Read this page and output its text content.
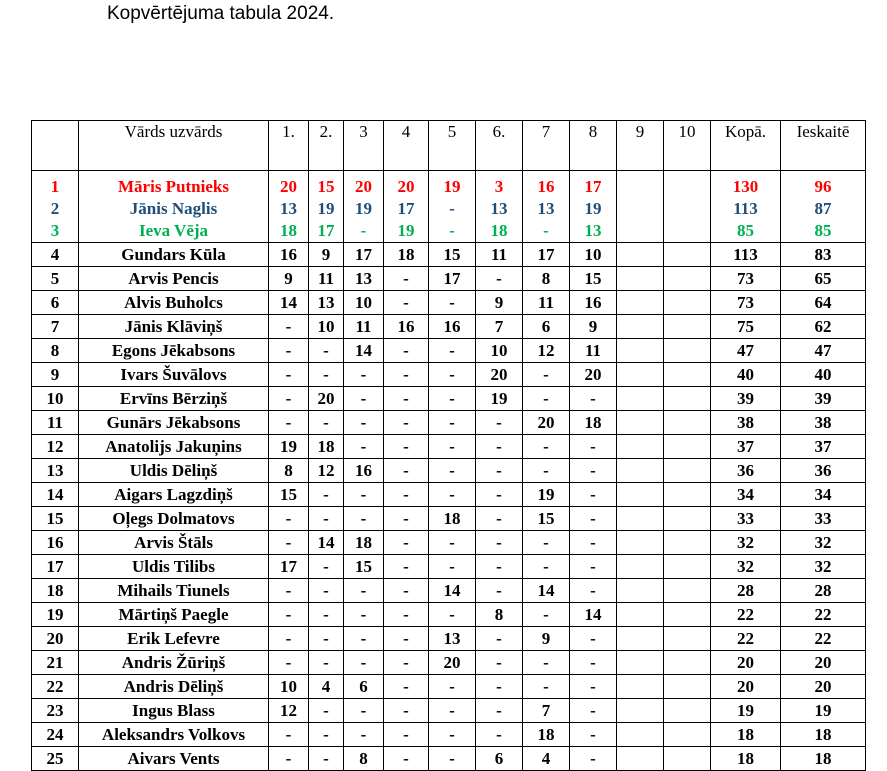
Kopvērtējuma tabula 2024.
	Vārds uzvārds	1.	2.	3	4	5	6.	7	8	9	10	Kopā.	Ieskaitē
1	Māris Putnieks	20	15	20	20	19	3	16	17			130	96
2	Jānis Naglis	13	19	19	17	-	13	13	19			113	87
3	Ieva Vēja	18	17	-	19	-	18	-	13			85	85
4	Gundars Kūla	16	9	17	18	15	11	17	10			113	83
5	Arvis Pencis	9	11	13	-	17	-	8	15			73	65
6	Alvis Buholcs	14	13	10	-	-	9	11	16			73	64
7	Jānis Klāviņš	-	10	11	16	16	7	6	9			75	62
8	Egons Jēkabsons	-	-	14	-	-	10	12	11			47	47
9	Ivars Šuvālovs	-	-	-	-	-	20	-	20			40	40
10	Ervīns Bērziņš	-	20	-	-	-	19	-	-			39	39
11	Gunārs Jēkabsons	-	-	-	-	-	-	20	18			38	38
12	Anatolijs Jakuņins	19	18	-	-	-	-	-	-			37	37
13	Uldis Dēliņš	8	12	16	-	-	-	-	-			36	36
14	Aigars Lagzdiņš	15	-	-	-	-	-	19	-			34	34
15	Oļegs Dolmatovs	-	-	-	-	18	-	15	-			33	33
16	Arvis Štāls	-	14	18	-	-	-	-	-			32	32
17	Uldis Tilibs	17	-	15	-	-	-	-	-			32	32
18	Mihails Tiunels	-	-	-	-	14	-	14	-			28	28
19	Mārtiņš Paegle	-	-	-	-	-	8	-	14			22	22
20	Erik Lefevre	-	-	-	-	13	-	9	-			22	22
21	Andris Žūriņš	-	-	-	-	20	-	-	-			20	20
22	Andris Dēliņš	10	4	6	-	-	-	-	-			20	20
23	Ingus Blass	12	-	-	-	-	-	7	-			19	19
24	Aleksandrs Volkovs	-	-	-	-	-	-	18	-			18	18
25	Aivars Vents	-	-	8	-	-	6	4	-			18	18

· · · · ·

**AIM:**
Transcribe the listing in full. Omit the pictures and keep every line exact.

**SOLUTION BELOW:**
Read this page and output its text content.
Kopvērtējuma tabula 2024.
	Vārds uzvārds	1.	2.	3	4	5	6.	7	8	9	10	Kopā.	Ieskaitē
1	Māris Putnieks	20	15	20	20	19	3	16	17			130	96
2	Jānis Naglis	13	19	19	17	-	13	13	19			113	87
3	Ieva Vēja	18	17	-	19	-	18	-	13			85	85
4	Gundars Kūla	16	9	17	18	15	11	17	10			113	83
5	Arvis Pencis	9	11	13	-	17	-	8	15			73	65
6	Alvis Buholcs	14	13	10	-	-	9	11	16			73	64
7	Jānis Klāviņš	-	10	11	16	16	7	6	9			75	62
8	Egons Jēkabsons	-	-	14	-	-	10	12	11			47	47
9	Ivars Šuvālovs	-	-	-	-	-	20	-	20			40	40
10	Ervīns Bērziņš	-	20	-	-	-	19	-	-			39	39
11	Gunārs Jēkabsons	-	-	-	-	-	-	20	18			38	38
12	Anatolijs Jakuņins	19	18	-	-	-	-	-	-			37	37
13	Uldis Dēliņš	8	12	16	-	-	-	-	-			36	36
14	Aigars Lagzdiņš	15	-	-	-	-	-	19	-			34	34
15	Oļegs Dolmatovs	-	-	-	-	18	-	15	-			33	33
16	Arvis Štāls	-	14	18	-	-	-	-	-			32	32
17	Uldis Tilibs	17	-	15	-	-	-	-	-			32	32
18	Mihails Tiunels	-	-	-	-	14	-	14	-			28	28
19	Mārtiņš Paegle	-	-	-	-	-	8	-	14			22	22
20	Erik Lefevre	-	-	-	-	13	-	9	-			22	22
21	Andris Žūriņš	-	-	-	-	20	-	-	-			20	20
22	Andris Dēliņš	10	4	6	-	-	-	-	-			20	20
23	Ingus Blass	12	-	-	-	-	-	7	-			19	19
24	Aleksandrs Volkovs	-	-	-	-	-	-	18	-			18	18
25	Aivars Vents	-	-	8	-	-	6	4	-			18	18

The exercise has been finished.